DATA FOR THE TASK
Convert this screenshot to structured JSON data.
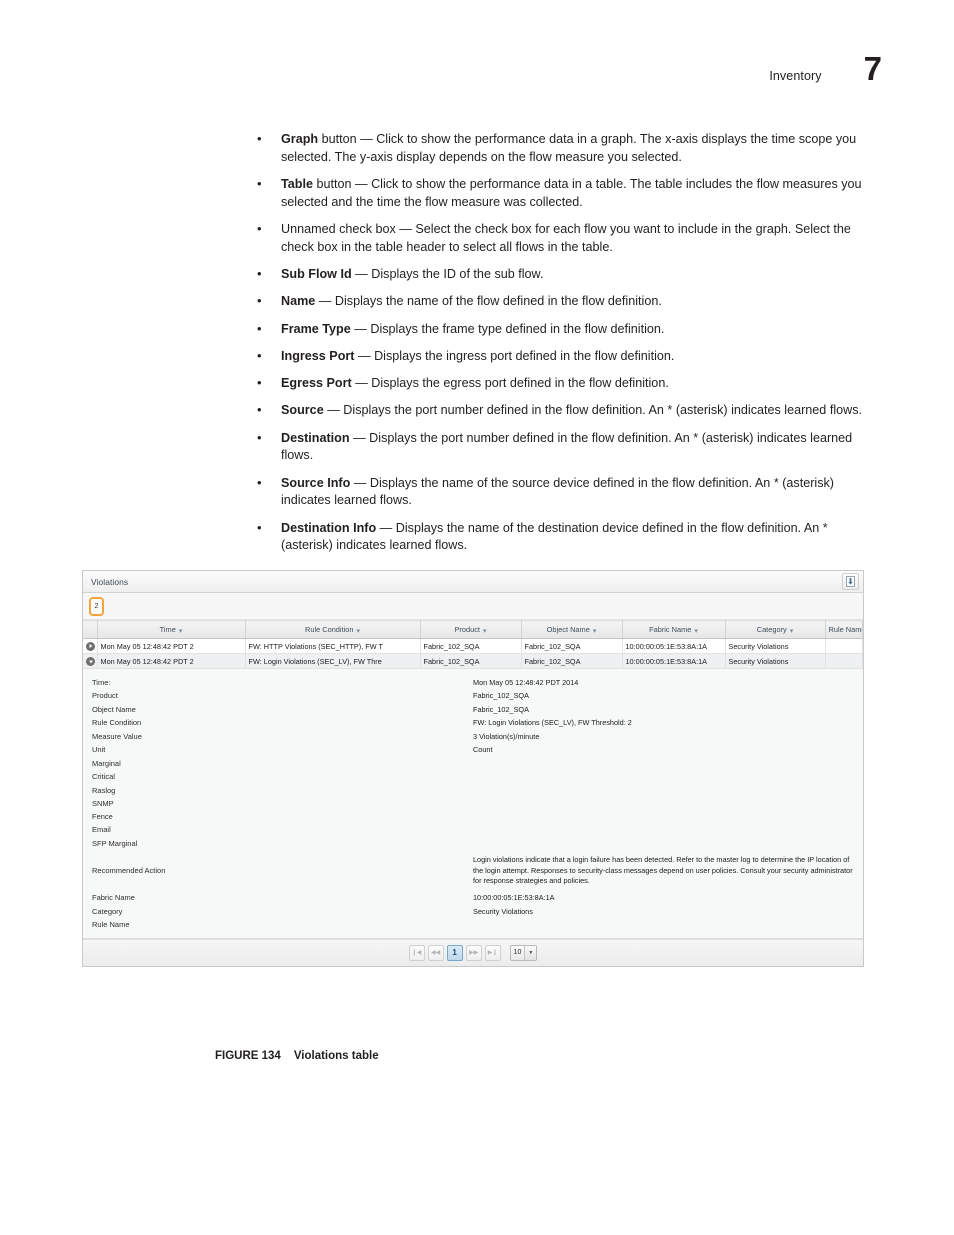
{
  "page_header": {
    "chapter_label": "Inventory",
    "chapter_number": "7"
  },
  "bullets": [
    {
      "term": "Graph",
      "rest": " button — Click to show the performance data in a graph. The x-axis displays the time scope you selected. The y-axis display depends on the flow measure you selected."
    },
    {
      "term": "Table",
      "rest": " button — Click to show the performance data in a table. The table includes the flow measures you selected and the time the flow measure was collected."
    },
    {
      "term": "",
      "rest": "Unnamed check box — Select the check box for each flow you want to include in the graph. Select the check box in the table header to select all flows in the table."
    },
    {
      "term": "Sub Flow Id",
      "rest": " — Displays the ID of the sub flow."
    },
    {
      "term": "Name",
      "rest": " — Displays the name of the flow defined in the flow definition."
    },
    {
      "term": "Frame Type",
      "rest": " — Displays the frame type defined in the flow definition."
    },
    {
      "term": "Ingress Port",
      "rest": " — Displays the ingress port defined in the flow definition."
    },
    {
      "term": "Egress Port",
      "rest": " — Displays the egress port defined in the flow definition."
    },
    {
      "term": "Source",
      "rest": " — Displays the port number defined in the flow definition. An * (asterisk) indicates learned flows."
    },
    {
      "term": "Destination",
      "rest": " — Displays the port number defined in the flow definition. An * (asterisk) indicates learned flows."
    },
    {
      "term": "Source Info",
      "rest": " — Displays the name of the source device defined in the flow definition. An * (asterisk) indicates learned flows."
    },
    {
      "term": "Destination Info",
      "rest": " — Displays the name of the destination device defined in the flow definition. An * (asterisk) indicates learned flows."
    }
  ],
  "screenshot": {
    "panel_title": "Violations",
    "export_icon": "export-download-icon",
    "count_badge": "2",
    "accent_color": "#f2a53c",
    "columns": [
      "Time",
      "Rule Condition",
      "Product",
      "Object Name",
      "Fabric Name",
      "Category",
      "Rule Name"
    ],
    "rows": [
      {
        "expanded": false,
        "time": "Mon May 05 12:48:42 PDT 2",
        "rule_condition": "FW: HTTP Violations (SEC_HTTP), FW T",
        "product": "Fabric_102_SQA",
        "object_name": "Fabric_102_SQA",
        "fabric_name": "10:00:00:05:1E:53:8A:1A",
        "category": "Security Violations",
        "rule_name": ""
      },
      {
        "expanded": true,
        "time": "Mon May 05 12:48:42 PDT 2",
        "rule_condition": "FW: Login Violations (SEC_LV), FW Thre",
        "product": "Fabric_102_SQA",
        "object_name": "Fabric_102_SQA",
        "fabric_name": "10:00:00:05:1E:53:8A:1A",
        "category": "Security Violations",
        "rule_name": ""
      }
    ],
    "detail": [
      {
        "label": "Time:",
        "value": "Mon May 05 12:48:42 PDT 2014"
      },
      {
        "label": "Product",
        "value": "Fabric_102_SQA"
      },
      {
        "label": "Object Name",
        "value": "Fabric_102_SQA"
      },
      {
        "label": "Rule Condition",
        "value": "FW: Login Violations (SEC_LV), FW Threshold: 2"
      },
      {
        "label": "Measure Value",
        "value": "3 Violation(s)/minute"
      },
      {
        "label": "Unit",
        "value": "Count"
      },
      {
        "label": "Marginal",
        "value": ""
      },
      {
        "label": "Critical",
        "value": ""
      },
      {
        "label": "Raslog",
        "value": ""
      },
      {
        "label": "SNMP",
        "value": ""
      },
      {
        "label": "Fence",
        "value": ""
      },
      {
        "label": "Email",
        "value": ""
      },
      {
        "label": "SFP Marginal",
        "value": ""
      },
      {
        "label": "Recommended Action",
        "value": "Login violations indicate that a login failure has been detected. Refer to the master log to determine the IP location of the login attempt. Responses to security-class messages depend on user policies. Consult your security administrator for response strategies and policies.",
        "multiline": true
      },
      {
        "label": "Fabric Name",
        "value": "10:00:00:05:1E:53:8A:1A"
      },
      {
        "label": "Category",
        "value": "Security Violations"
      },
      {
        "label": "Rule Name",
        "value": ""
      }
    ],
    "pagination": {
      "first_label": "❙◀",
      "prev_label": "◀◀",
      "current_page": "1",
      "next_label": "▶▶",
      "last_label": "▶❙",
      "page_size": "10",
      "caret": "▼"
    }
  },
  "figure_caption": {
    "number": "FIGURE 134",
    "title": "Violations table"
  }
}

WHAT YOU HAVE TO DO
Restate the data above word for word. Do not include the images.

OUTPUT OF THE TASK
Convert this screenshot to structured JSON data.
{
  "page_header": {
    "chapter_label": "Inventory",
    "chapter_number": "7"
  },
  "bullets": [
    {
      "term": "Graph",
      "rest": " button — Click to show the performance data in a graph. The x-axis displays the time scope you selected. The y-axis display depends on the flow measure you selected."
    },
    {
      "term": "Table",
      "rest": " button — Click to show the performance data in a table. The table includes the flow measures you selected and the time the flow measure was collected."
    },
    {
      "term": "",
      "rest": "Unnamed check box — Select the check box for each flow you want to include in the graph. Select the check box in the table header to select all flows in the table."
    },
    {
      "term": "Sub Flow Id",
      "rest": " — Displays the ID of the sub flow."
    },
    {
      "term": "Name",
      "rest": " — Displays the name of the flow defined in the flow definition."
    },
    {
      "term": "Frame Type",
      "rest": " — Displays the frame type defined in the flow definition."
    },
    {
      "term": "Ingress Port",
      "rest": " — Displays the ingress port defined in the flow definition."
    },
    {
      "term": "Egress Port",
      "rest": " — Displays the egress port defined in the flow definition."
    },
    {
      "term": "Source",
      "rest": " — Displays the port number defined in the flow definition. An * (asterisk) indicates learned flows."
    },
    {
      "term": "Destination",
      "rest": " — Displays the port number defined in the flow definition. An * (asterisk) indicates learned flows."
    },
    {
      "term": "Source Info",
      "rest": " — Displays the name of the source device defined in the flow definition. An * (asterisk) indicates learned flows."
    },
    {
      "term": "Destination Info",
      "rest": " — Displays the name of the destination device defined in the flow definition. An * (asterisk) indicates learned flows."
    }
  ],
  "screenshot": {
    "panel_title": "Violations",
    "export_icon": "export-download-icon",
    "count_badge": "2",
    "accent_color": "#f2a53c",
    "columns": [
      "Time",
      "Rule Condition",
      "Product",
      "Object Name",
      "Fabric Name",
      "Category",
      "Rule Name"
    ],
    "rows": [
      {
        "expanded": false,
        "time": "Mon May 05 12:48:42 PDT 2",
        "rule_condition": "FW: HTTP Violations (SEC_HTTP), FW T",
        "product": "Fabric_102_SQA",
        "object_name": "Fabric_102_SQA",
        "fabric_name": "10:00:00:05:1E:53:8A:1A",
        "category": "Security Violations",
        "rule_name": ""
      },
      {
        "expanded": true,
        "time": "Mon May 05 12:48:42 PDT 2",
        "rule_condition": "FW: Login Violations (SEC_LV), FW Thre",
        "product": "Fabric_102_SQA",
        "object_name": "Fabric_102_SQA",
        "fabric_name": "10:00:00:05:1E:53:8A:1A",
        "category": "Security Violations",
        "rule_name": ""
      }
    ],
    "detail": [
      {
        "label": "Time:",
        "value": "Mon May 05 12:48:42 PDT 2014"
      },
      {
        "label": "Product",
        "value": "Fabric_102_SQA"
      },
      {
        "label": "Object Name",
        "value": "Fabric_102_SQA"
      },
      {
        "label": "Rule Condition",
        "value": "FW: Login Violations (SEC_LV), FW Threshold: 2"
      },
      {
        "label": "Measure Value",
        "value": "3 Violation(s)/minute"
      },
      {
        "label": "Unit",
        "value": "Count"
      },
      {
        "label": "Marginal",
        "value": ""
      },
      {
        "label": "Critical",
        "value": ""
      },
      {
        "label": "Raslog",
        "value": ""
      },
      {
        "label": "SNMP",
        "value": ""
      },
      {
        "label": "Fence",
        "value": ""
      },
      {
        "label": "Email",
        "value": ""
      },
      {
        "label": "SFP Marginal",
        "value": ""
      },
      {
        "label": "Recommended Action",
        "value": "Login violations indicate that a login failure has been detected. Refer to the master log to determine the IP location of the login attempt. Responses to security-class messages depend on user policies. Consult your security administrator for response strategies and policies.",
        "multiline": true
      },
      {
        "label": "Fabric Name",
        "value": "10:00:00:05:1E:53:8A:1A"
      },
      {
        "label": "Category",
        "value": "Security Violations"
      },
      {
        "label": "Rule Name",
        "value": ""
      }
    ],
    "pagination": {
      "first_label": "❙◀",
      "prev_label": "◀◀",
      "current_page": "1",
      "next_label": "▶▶",
      "last_label": "▶❙",
      "page_size": "10",
      "caret": "▼"
    }
  },
  "figure_caption": {
    "number": "FIGURE 134",
    "title": "Violations table"
  }
}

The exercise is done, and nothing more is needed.